Text extract:
◆ ◆ ◆

Jewish Atheist said...

I singled out Massachusetts because gays can marry there and conservatives are always going on about how gay marriage is threatening marriage. (That's why we need a "Defense of Marriage Act.") Turns out it's conservatives who are the threat.

Jack's Shack said...

JA,

I think that you are a sharp guy and someone who is thoughtful but I am not sure if I follow this line of thought. Are you trying to make the case that the country really is split along red/blue lines.

I don't think that we can really boil this down in such a simplistic way there are so many variables. Now you certainly are under no obligation to agree with me and that is part of what I love about the US and the blogging world. For that matter it would be a dull place if everyone agreed with Jack.

asher said...

Statistics are always amazing. The majority of women who get abortions are white. The majority of men who have AIDS are black.
75% of applicants to veternary school are from women. Annually, the United Jewish Appeal (1 charity) takes in more than the United Way (an umbrella of many charities). Single women are more likely to vote Democrat; once they get married they magically vote Republican. There are one million volunteer firefighers in this country; 1% are women.

I think a more interesting stat would be to find out if folks who attend church or shul regularly are more or less likely to divorce, have kids into drugs or crime and give charity.

Laura said...

The problem here is the confounding of many different things that are all related to one another. Divorce is most likely to occur over financial hardships and domestic violence - two things that are correlated with lower wages and lack of education. Since we know that most of the country's poor live in "red" states (most people on welfare are not urban welfare "queens" they're poor white families in the Southeast).

So it makes sense that divorce would be more prevalent in depressed areas where people are over stressed, undereducated and see no way out.

The real question is WHY do they keep voting for a party that wants to keep them that way?

Sadie Lou said...

Tell me, whom does marriage really need defending from?

HOLLYWOOD

Jewish Atheist said...

Jack:

Are you trying to make the case that the country really is split along red/blue lines.

◆ ◆ ◆

Data:
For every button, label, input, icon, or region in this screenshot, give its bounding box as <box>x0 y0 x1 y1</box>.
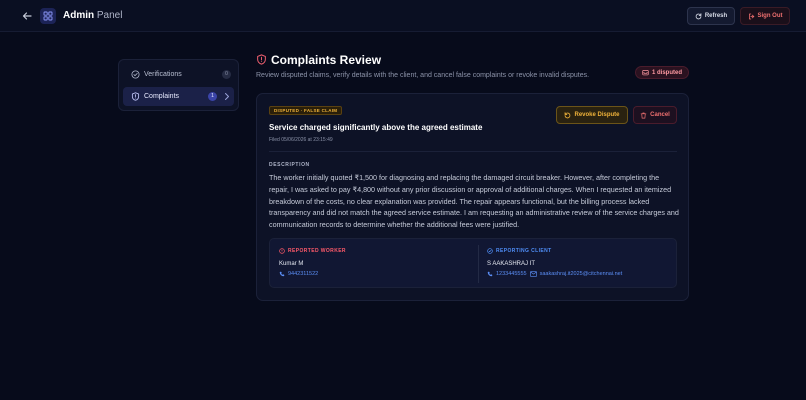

◆ ◆ ◆

Actions to take:
(1) Could you put this sentence from the comment thread on marriage and divorce into Spanish: "So it makes sense that divorce would be more prevalent in depressed areas where people are over stressed, undereducated and see no way out."
(2) Can you extract the passage of the comment thread on marriage and divorce starting with "So it makes" and going on through "them that way?", word for word?

Expected answers:
(1) Así que tiene sentido que el divorcio sea más frecuente en zonas deprimidas donde la gente está sobreestresada, tiene poca educación y no ve ninguna salida.

(2)
So it makes sense that divorce would be more prevalent in depressed areas where people are over stressed, undereducated and see no way out.

The real question is WHY do they keep voting for a party that wants to keep them that way?